● Written instruction: Look below and pull out each line with the word "this".

● Source data:
"""

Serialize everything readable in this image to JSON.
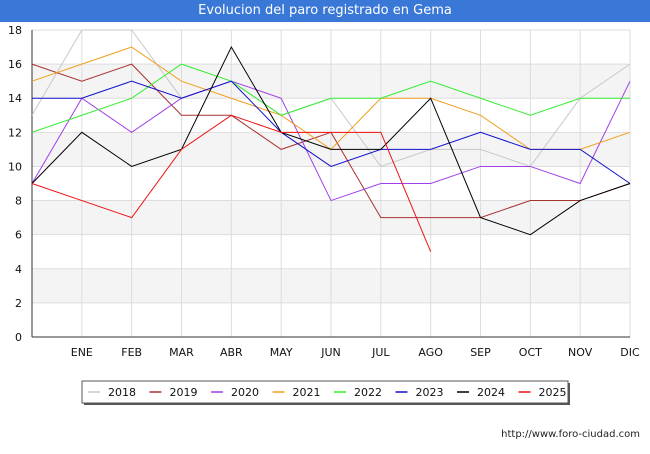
{
  "page": {
    "footer_url": "http://www.foro-ciudad.com"
  },
  "chart_data": {
    "type": "line",
    "title": "Evolucion del paro registrado en Gema",
    "xlabel": "",
    "ylabel": "",
    "categories": [
      "",
      "ENE",
      "FEB",
      "MAR",
      "ABR",
      "MAY",
      "JUN",
      "JUL",
      "AGO",
      "SEP",
      "OCT",
      "NOV",
      "DIC"
    ],
    "ylim": [
      0,
      18
    ],
    "yticks": [
      0,
      2,
      4,
      6,
      8,
      10,
      12,
      14,
      16,
      18
    ],
    "grid": true,
    "legend_position": "bottom",
    "series": [
      {
        "name": "2018",
        "color": "#c8c8c8",
        "values": [
          13,
          18,
          18,
          14,
          15,
          13,
          14,
          10,
          11,
          11,
          10,
          14,
          16
        ]
      },
      {
        "name": "2019",
        "color": "#a83232",
        "values": [
          16,
          15,
          16,
          13,
          13,
          11,
          12,
          7,
          7,
          7,
          8,
          8,
          9
        ]
      },
      {
        "name": "2020",
        "color": "#a040e8",
        "values": [
          9,
          14,
          12,
          14,
          15,
          14,
          8,
          9,
          9,
          10,
          10,
          9,
          15
        ]
      },
      {
        "name": "2021",
        "color": "#f0a020",
        "values": [
          15,
          16,
          17,
          15,
          14,
          13,
          11,
          14,
          14,
          13,
          11,
          11,
          12
        ]
      },
      {
        "name": "2022",
        "color": "#33ee33",
        "values": [
          12,
          13,
          14,
          16,
          15,
          13,
          14,
          14,
          15,
          14,
          13,
          14,
          14
        ]
      },
      {
        "name": "2023",
        "color": "#1010cc",
        "values": [
          14,
          14,
          15,
          14,
          15,
          12,
          10,
          11,
          11,
          12,
          11,
          11,
          9
        ]
      },
      {
        "name": "2024",
        "color": "#000000",
        "values": [
          9,
          12,
          10,
          11,
          17,
          12,
          11,
          11,
          14,
          7,
          6,
          8,
          9
        ]
      },
      {
        "name": "2025",
        "color": "#ee1111",
        "values": [
          9,
          8,
          7,
          11,
          13,
          12,
          12,
          12,
          5,
          null,
          null,
          null,
          null
        ]
      }
    ]
  }
}
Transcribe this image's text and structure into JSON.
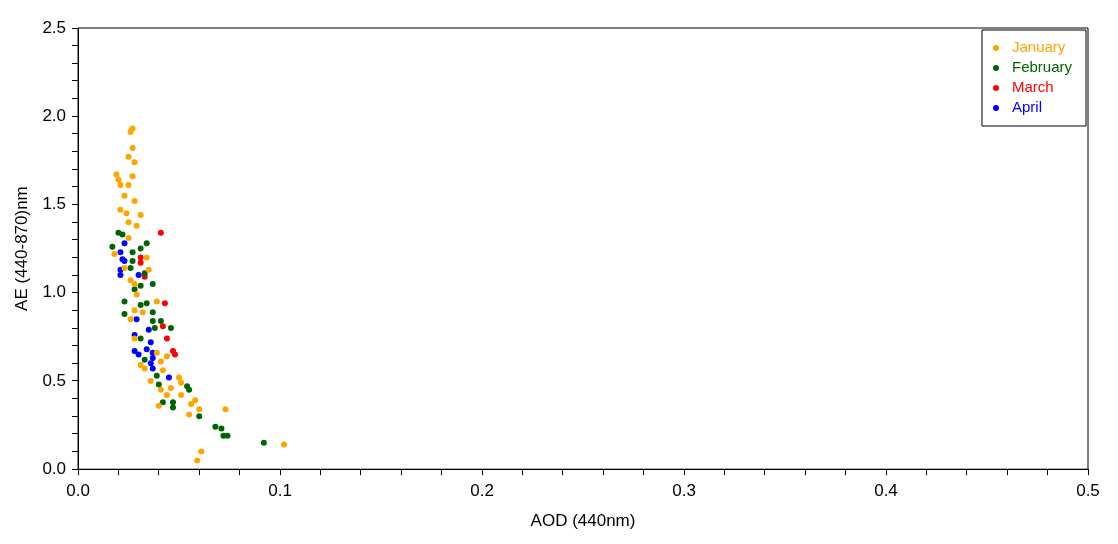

"""

● Full response:
Serialize everything readable in this image to JSON.
Transcribe this image's text and structure into JSON.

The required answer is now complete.